Stated exercise:
Show every line in the entries below where the word "voltage" appears.

◇ ◇ ◇ ◇ ◇

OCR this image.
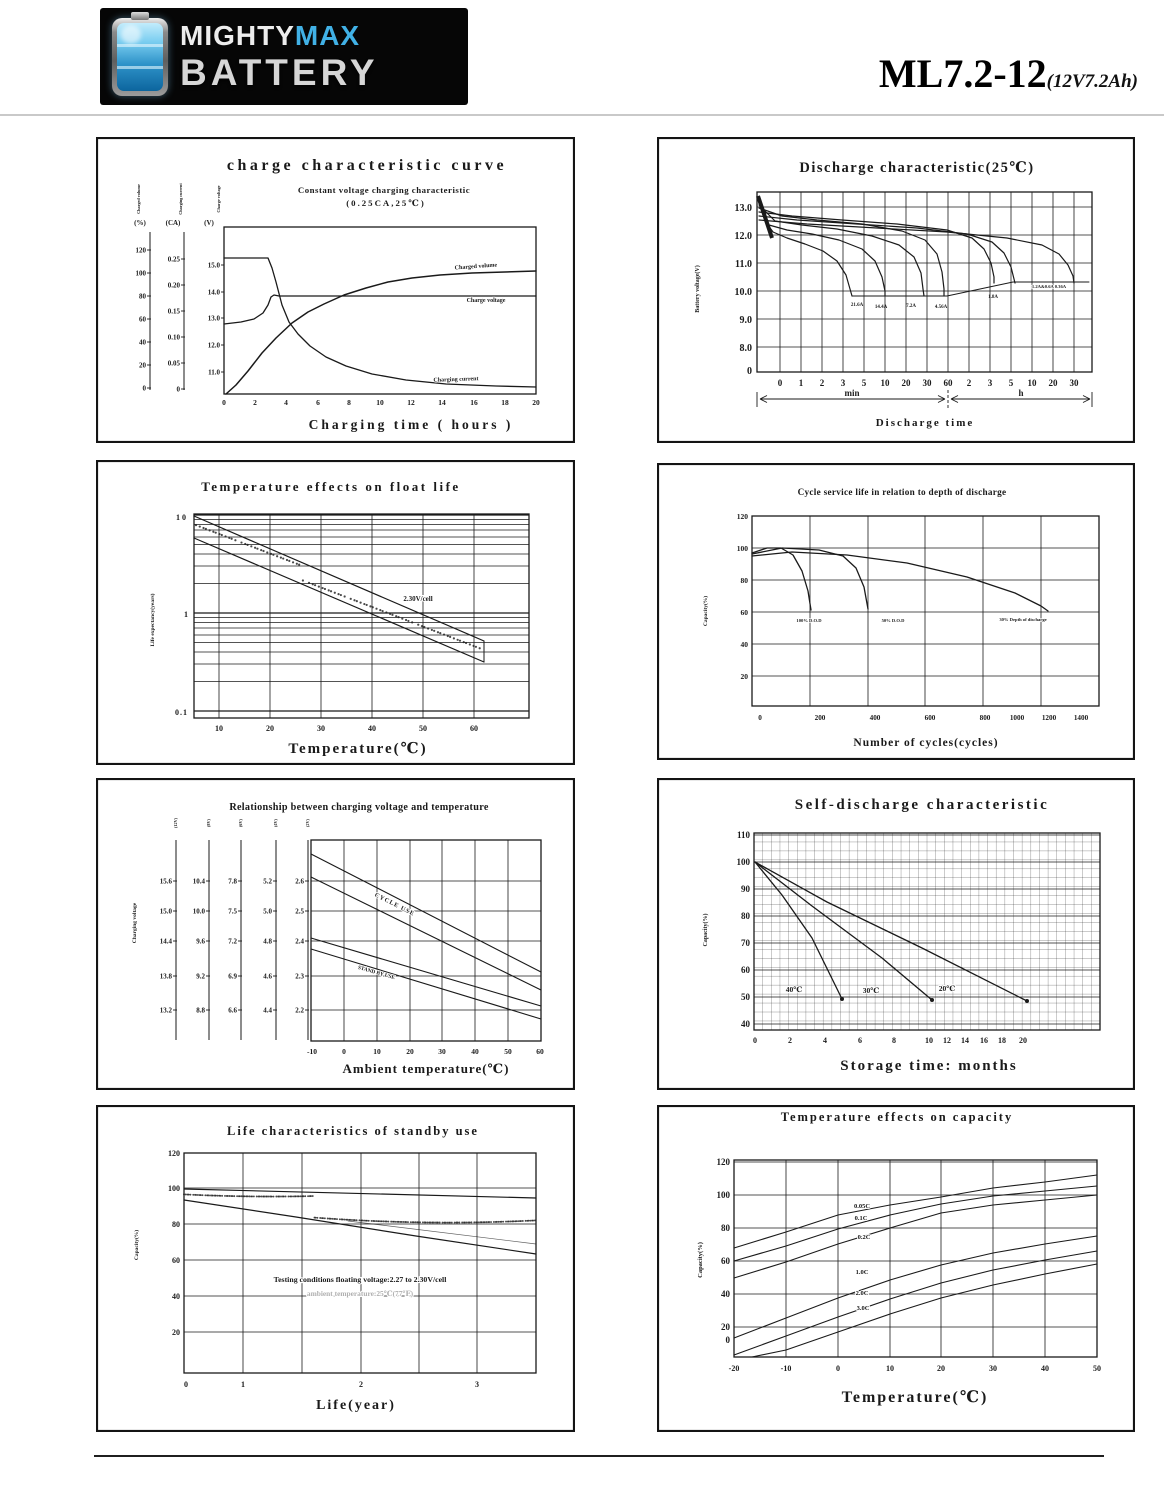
MIGHTYMAX
BATTERY	ML7.2-12(12V7.2Ah)
120
100
80
60
40
20
0
(%)
0.25
0.20
0.15
0.10
0.05
0
(CA)
15.0
14.0
13.0
12.0
11.0
(V)
charge characteristic curve
Constant voltage charging characteristic
(0.25CA,25℃)
0	2	4	6	8	10	12	14	16	18	20
Charging time ( hours )
Charged volume
Charge voltage
Charging current
Charged volume	Charging current	Charge voltage
Discharge characteristic(25℃)
13.0
12.0
11.0
10.0
9.0
8.0
0
0 1 2 3 5 10 20 30 60 2 3 5 10 20 30
min	h
Discharge time
Battery voltage(V)	21.6A 14.4A	7.2A	4.56A
1.8A
1.2A&0.6A 0.36A
Temperature effects on float life
10
1
0.1
10	20	30	40	50	60
2.30V/cell
Temperature(℃)
Life expectancy(years)
Cycle service life in relation to depth of discharge
120
100
80
60
40
20
0	200	400	600	800	1000 1200 1400
100% D.O.D	50% D.O.D	30% Depth of discharge
Capacity(%)
Number of cycles(cycles)
15.6
15.0
14.4
13.8
13.2
(12V)
10.4
10.0
9.6
9.2
8.8
(8V)
7.8
7.5
7.2
6.9
6.6
(6V)
5.2
5.0
4.8
4.6
4.4
(4V)
2.6
2.5
2.4
2.3
2.2
(2V)
Relationship between charging voltage and temperature
-10	0	10	20	30	40	50	60
CYCLE USE
STAND BY USE
Charging voltage
Ambient temperature(℃)
Self-discharge characteristic
110
100
90
80
70
60
50
40
0	2	4	6	8	10 12 14 16 18 20
40℃	30℃	20℃
Capacity(%)
Storage time: months
Life characteristics of standby use
120
100
80
60
40
20
0	1	2	3
Testing conditions floating voltage:2.27 to 2.30V/cell
ambient temperature:25℃(77℉)
Capacity(%)
Life(year)
Temperature effects on capacity
120
100
80
60
40
20
0
-20	-10	0	10	20	30	40	50
0.05C
0.1C
0.2C
1.0C
2.0C
3.0C
Capacity(%)
Temperature(℃)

◇ ◇ ◇ ◇ ◇

Answer in full:
Constant voltage charging characteristic
Charge voltage
Charged volume	Charging current	Charge voltage
Battery voltage(V)	21.6A 14.4A	7.2A	4.56A
Relationship between charging voltage and temperature
Charging voltage
Testing conditions floating voltage:2.27 to 2.30V/cell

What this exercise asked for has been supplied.